## TO BE DONE
Set down every entry again word for word, please, but skip the pictures.

══ SOURCE RECORDS ══

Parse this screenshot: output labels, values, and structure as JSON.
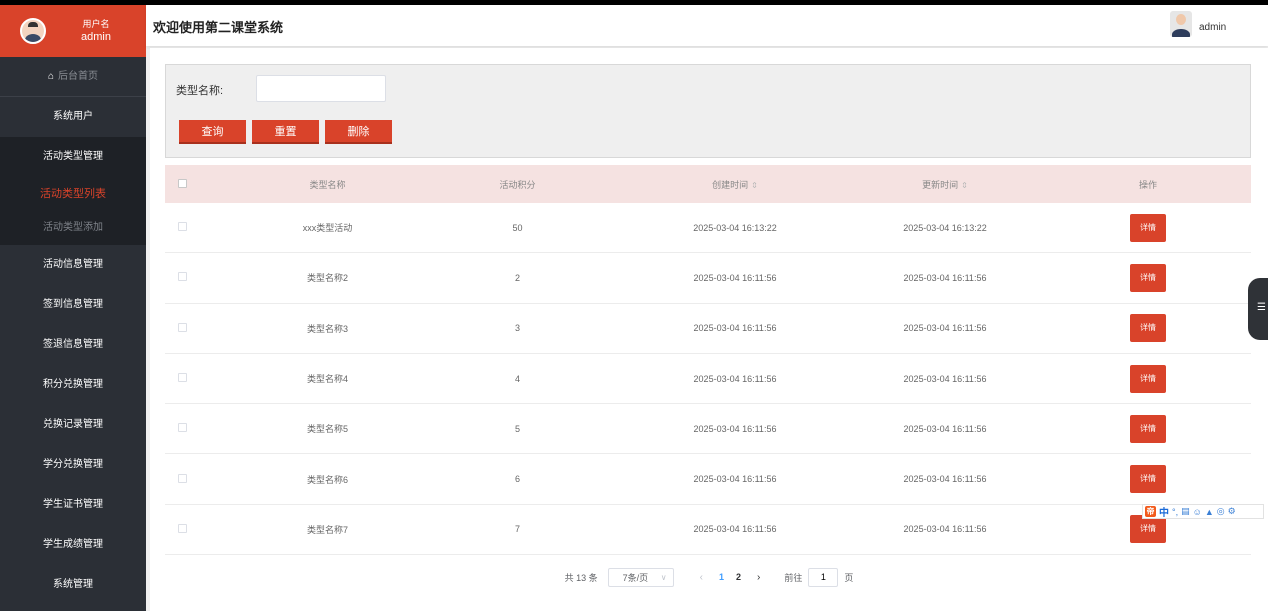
{
  "sidebar": {
    "user_label": "用户名",
    "username": "admin",
    "home": "后台首页",
    "items": [
      {
        "label": "系统用户"
      },
      {
        "label": "活动类型管理"
      },
      {
        "label": "活动类型列表"
      },
      {
        "label": "活动类型添加"
      },
      {
        "label": "活动信息管理"
      },
      {
        "label": "签到信息管理"
      },
      {
        "label": "签退信息管理"
      },
      {
        "label": "积分兑换管理"
      },
      {
        "label": "兑换记录管理"
      },
      {
        "label": "学分兑换管理"
      },
      {
        "label": "学生证书管理"
      },
      {
        "label": "学生成绩管理"
      },
      {
        "label": "系统管理"
      }
    ]
  },
  "header": {
    "title": "欢迎使用第二课堂系统",
    "user": "admin"
  },
  "search": {
    "label": "类型名称:",
    "value": "",
    "query_label": "查询",
    "reset_label": "重置",
    "delete_label": "删除"
  },
  "table": {
    "columns": {
      "name": "类型名称",
      "score": "活动积分",
      "created": "创建时间",
      "updated": "更新时间",
      "op": "操作"
    },
    "detail_label": "详情",
    "rows": [
      {
        "name": "xxx类型活动",
        "score": "50",
        "created": "2025-03-04 16:13:22",
        "updated": "2025-03-04 16:13:22"
      },
      {
        "name": "类型名称2",
        "score": "2",
        "created": "2025-03-04 16:11:56",
        "updated": "2025-03-04 16:11:56"
      },
      {
        "name": "类型名称3",
        "score": "3",
        "created": "2025-03-04 16:11:56",
        "updated": "2025-03-04 16:11:56"
      },
      {
        "name": "类型名称4",
        "score": "4",
        "created": "2025-03-04 16:11:56",
        "updated": "2025-03-04 16:11:56"
      },
      {
        "name": "类型名称5",
        "score": "5",
        "created": "2025-03-04 16:11:56",
        "updated": "2025-03-04 16:11:56"
      },
      {
        "name": "类型名称6",
        "score": "6",
        "created": "2025-03-04 16:11:56",
        "updated": "2025-03-04 16:11:56"
      },
      {
        "name": "类型名称7",
        "score": "7",
        "created": "2025-03-04 16:11:56",
        "updated": "2025-03-04 16:11:56"
      }
    ]
  },
  "pagination": {
    "total": "共 13 条",
    "page_size": "7条/页",
    "pages": [
      "1",
      "2"
    ],
    "current": "1",
    "goto_label": "前往",
    "goto_value": "1",
    "page_unit": "页"
  },
  "ime": {
    "mode": "中"
  },
  "colors": {
    "accent": "#d9432a",
    "sidebar": "#2b2f36",
    "table_header": "#f5e2e1",
    "page_active": "#409eff"
  }
}
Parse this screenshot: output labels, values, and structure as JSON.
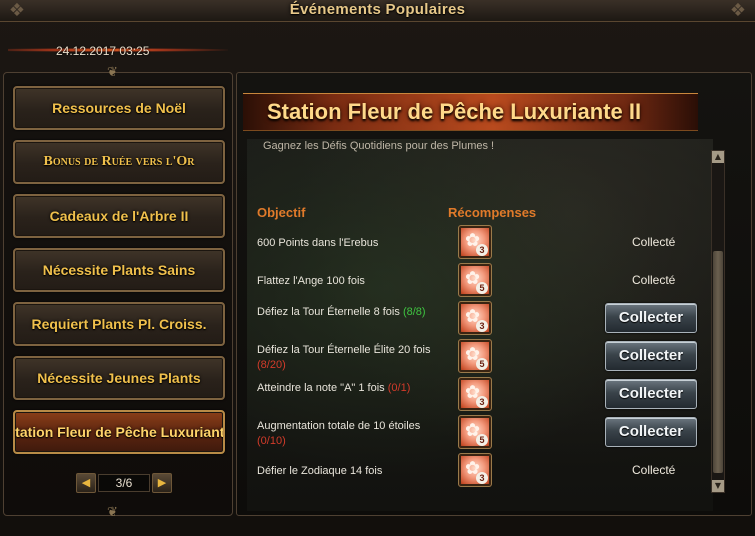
{
  "window": {
    "title": "Événements Populaires"
  },
  "date": "24.12.2017 03:25",
  "sidebar": {
    "items": [
      {
        "label": "Ressources de Noël",
        "style": "sans",
        "active": false
      },
      {
        "label": "Bonus de Ruée vers l'Or",
        "style": "serif",
        "active": false
      },
      {
        "label": "Cadeaux de l'Arbre II",
        "style": "sans",
        "active": false
      },
      {
        "label": "Nécessite Plants Sains",
        "style": "sans",
        "active": false
      },
      {
        "label": "Requiert Plants Pl. Croiss.",
        "style": "sans",
        "active": false
      },
      {
        "label": "Nécessite Jeunes Plants",
        "style": "sans",
        "active": false
      },
      {
        "label": "Station Fleur de Pêche Luxuriante",
        "style": "sans",
        "active": true
      }
    ],
    "pager": {
      "label": "3/6"
    }
  },
  "event": {
    "title": "Station Fleur de Pêche Luxuriante II",
    "subtitle": "Gagnez les Défis Quotidiens pour des Plumes !",
    "headers": {
      "objective": "Objectif",
      "rewards": "Récompenses"
    },
    "rows": [
      {
        "objective": "600 Points dans l'Erebus",
        "progress": "",
        "progress_ok": true,
        "reward_count": "3",
        "state": "collected",
        "status": "Collecté"
      },
      {
        "objective": "Flattez l'Ange 100 fois",
        "progress": "",
        "progress_ok": true,
        "reward_count": "5",
        "state": "collected",
        "status": "Collecté"
      },
      {
        "objective": "Défiez la Tour Éternelle 8 fois",
        "progress": "(8/8)",
        "progress_ok": true,
        "reward_count": "3",
        "state": "button",
        "status": "Collecter"
      },
      {
        "objective": "Défiez la Tour Éternelle Élite 20 fois",
        "progress": "(8/20)",
        "progress_ok": false,
        "reward_count": "5",
        "state": "button",
        "status": "Collecter"
      },
      {
        "objective": "Atteindre la note \"A\" 1 fois",
        "progress": "(0/1)",
        "progress_ok": false,
        "reward_count": "3",
        "state": "button",
        "status": "Collecter"
      },
      {
        "objective": "Augmentation totale de 10 étoiles",
        "progress": "(0/10)",
        "progress_ok": false,
        "reward_count": "5",
        "state": "button",
        "status": "Collecter"
      },
      {
        "objective": "Défier le Zodiaque 14 fois",
        "progress": "",
        "progress_ok": true,
        "reward_count": "3",
        "state": "collected",
        "status": "Collecté"
      }
    ]
  },
  "colors": {
    "gold": "#f0c04c",
    "header_orange": "#e07a2a",
    "progress_ok": "#3fc441",
    "progress_bad": "#d23b2a"
  },
  "icons": {
    "reward": "peach-blossom-icon",
    "prev": "triangle-left-icon",
    "next": "triangle-right-icon"
  }
}
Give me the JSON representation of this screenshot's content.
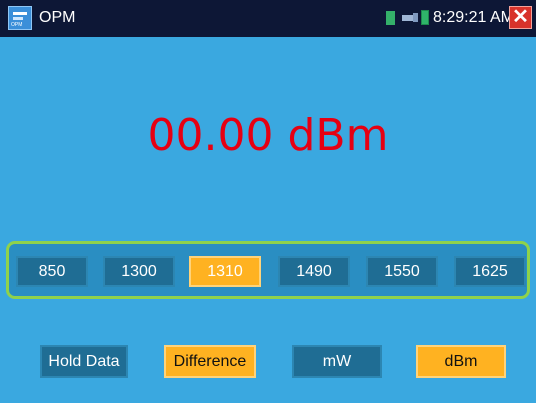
{
  "statusbar": {
    "app_title": "OPM",
    "app_icon_caption": "OPM",
    "time": "8:29:21 AM",
    "close_glyph": "✕",
    "icons": [
      "sd-card-icon",
      "usb-icon",
      "battery-icon"
    ]
  },
  "reading": {
    "value": "00.00 dBm",
    "color": "#e60012"
  },
  "wavelengths": [
    "850",
    "1300",
    "1310",
    "1490",
    "1550",
    "1625"
  ],
  "selected_wavelength": "1310",
  "controls": {
    "hold_data": "Hold Data",
    "difference": "Difference",
    "mw": "mW",
    "dbm": "dBm"
  },
  "colors": {
    "background": "#3aa8e0",
    "active": "#ffb221",
    "inactive": "#1f6d94",
    "strip_border": "#8fd24b"
  }
}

═══

## EXERCISE OUTPUT
Parse this screenshot: output labels, values, and structure as JSON.
{
  "sidebar": {
    "user_label": "用户名",
    "username": "admin",
    "home": "后台首页",
    "items": [
      {
        "label": "系统用户"
      },
      {
        "label": "活动类型管理"
      },
      {
        "label": "活动类型列表"
      },
      {
        "label": "活动类型添加"
      },
      {
        "label": "活动信息管理"
      },
      {
        "label": "签到信息管理"
      },
      {
        "label": "签退信息管理"
      },
      {
        "label": "积分兑换管理"
      },
      {
        "label": "兑换记录管理"
      },
      {
        "label": "学分兑换管理"
      },
      {
        "label": "学生证书管理"
      },
      {
        "label": "学生成绩管理"
      },
      {
        "label": "系统管理"
      }
    ]
  },
  "header": {
    "title": "欢迎使用第二课堂系统",
    "user": "admin"
  },
  "search": {
    "label": "类型名称:",
    "value": "",
    "query_label": "查询",
    "reset_label": "重置",
    "delete_label": "删除"
  },
  "table": {
    "columns": {
      "name": "类型名称",
      "score": "活动积分",
      "created": "创建时间",
      "updated": "更新时间",
      "op": "操作"
    },
    "detail_label": "详情",
    "rows": [
      {
        "name": "xxx类型活动",
        "score": "50",
        "created": "2025-03-04 16:13:22",
        "updated": "2025-03-04 16:13:22"
      },
      {
        "name": "类型名称2",
        "score": "2",
        "created": "2025-03-04 16:11:56",
        "updated": "2025-03-04 16:11:56"
      },
      {
        "name": "类型名称3",
        "score": "3",
        "created": "2025-03-04 16:11:56",
        "updated": "2025-03-04 16:11:56"
      },
      {
        "name": "类型名称4",
        "score": "4",
        "created": "2025-03-04 16:11:56",
        "updated": "2025-03-04 16:11:56"
      },
      {
        "name": "类型名称5",
        "score": "5",
        "created": "2025-03-04 16:11:56",
        "updated": "2025-03-04 16:11:56"
      },
      {
        "name": "类型名称6",
        "score": "6",
        "created": "2025-03-04 16:11:56",
        "updated": "2025-03-04 16:11:56"
      },
      {
        "name": "类型名称7",
        "score": "7",
        "created": "2025-03-04 16:11:56",
        "updated": "2025-03-04 16:11:56"
      }
    ]
  },
  "pagination": {
    "total": "共 13 条",
    "page_size": "7条/页",
    "pages": [
      "1",
      "2"
    ],
    "current": "1",
    "goto_label": "前往",
    "goto_value": "1",
    "page_unit": "页"
  },
  "ime": {
    "mode": "中"
  },
  "colors": {
    "accent": "#d9432a",
    "sidebar": "#2b2f36",
    "table_header": "#f5e2e1",
    "page_active": "#409eff"
  }
}
Parse this screenshot: output labels, values, and structure as JSON.
{
  "window": {
    "title": "Événements Populaires"
  },
  "date": "24.12.2017 03:25",
  "sidebar": {
    "items": [
      {
        "label": "Ressources de Noël",
        "style": "sans",
        "active": false
      },
      {
        "label": "Bonus de Ruée vers l'Or",
        "style": "serif",
        "active": false
      },
      {
        "label": "Cadeaux de l'Arbre II",
        "style": "sans",
        "active": false
      },
      {
        "label": "Nécessite Plants Sains",
        "style": "sans",
        "active": false
      },
      {
        "label": "Requiert Plants Pl. Croiss.",
        "style": "sans",
        "active": false
      },
      {
        "label": "Nécessite Jeunes Plants",
        "style": "sans",
        "active": false
      },
      {
        "label": "Station Fleur de Pêche Luxuriante",
        "style": "sans",
        "active": true
      }
    ],
    "pager": {
      "label": "3/6"
    }
  },
  "event": {
    "title": "Station Fleur de Pêche Luxuriante II",
    "subtitle": "Gagnez les Défis Quotidiens pour des Plumes !",
    "headers": {
      "objective": "Objectif",
      "rewards": "Récompenses"
    },
    "rows": [
      {
        "objective": "600 Points dans l'Erebus",
        "progress": "",
        "progress_ok": true,
        "reward_count": "3",
        "state": "collected",
        "status": "Collecté"
      },
      {
        "objective": "Flattez l'Ange 100 fois",
        "progress": "",
        "progress_ok": true,
        "reward_count": "5",
        "state": "collected",
        "status": "Collecté"
      },
      {
        "objective": "Défiez la Tour Éternelle 8 fois",
        "progress": "(8/8)",
        "progress_ok": true,
        "reward_count": "3",
        "state": "button",
        "status": "Collecter"
      },
      {
        "objective": "Défiez la Tour Éternelle Élite 20 fois",
        "progress": "(8/20)",
        "progress_ok": false,
        "reward_count": "5",
        "state": "button",
        "status": "Collecter"
      },
      {
        "objective": "Atteindre la note \"A\" 1 fois",
        "progress": "(0/1)",
        "progress_ok": false,
        "reward_count": "3",
        "state": "button",
        "status": "Collecter"
      },
      {
        "objective": "Augmentation totale de 10 étoiles",
        "progress": "(0/10)",
        "progress_ok": false,
        "reward_count": "5",
        "state": "button",
        "status": "Collecter"
      },
      {
        "objective": "Défier le Zodiaque 14 fois",
        "progress": "",
        "progress_ok": true,
        "reward_count": "3",
        "state": "collected",
        "status": "Collecté"
      }
    ]
  },
  "colors": {
    "gold": "#f0c04c",
    "header_orange": "#e07a2a",
    "progress_ok": "#3fc441",
    "progress_bad": "#d23b2a"
  },
  "icons": {
    "reward": "peach-blossom-icon",
    "prev": "triangle-left-icon",
    "next": "triangle-right-icon"
  }
}
Give me the JSON representation of this screenshot's content.
{
  "statusbar": {
    "app_title": "OPM",
    "app_icon_caption": "OPM",
    "time": "8:29:21 AM",
    "close_glyph": "✕",
    "icons": [
      "sd-card-icon",
      "usb-icon",
      "battery-icon"
    ]
  },
  "reading": {
    "value": "00.00 dBm",
    "color": "#e60012"
  },
  "wavelengths": [
    "850",
    "1300",
    "1310",
    "1490",
    "1550",
    "1625"
  ],
  "selected_wavelength": "1310",
  "controls": {
    "hold_data": "Hold Data",
    "difference": "Difference",
    "mw": "mW",
    "dbm": "dBm"
  },
  "colors": {
    "background": "#3aa8e0",
    "active": "#ffb221",
    "inactive": "#1f6d94",
    "strip_border": "#8fd24b"
  }
}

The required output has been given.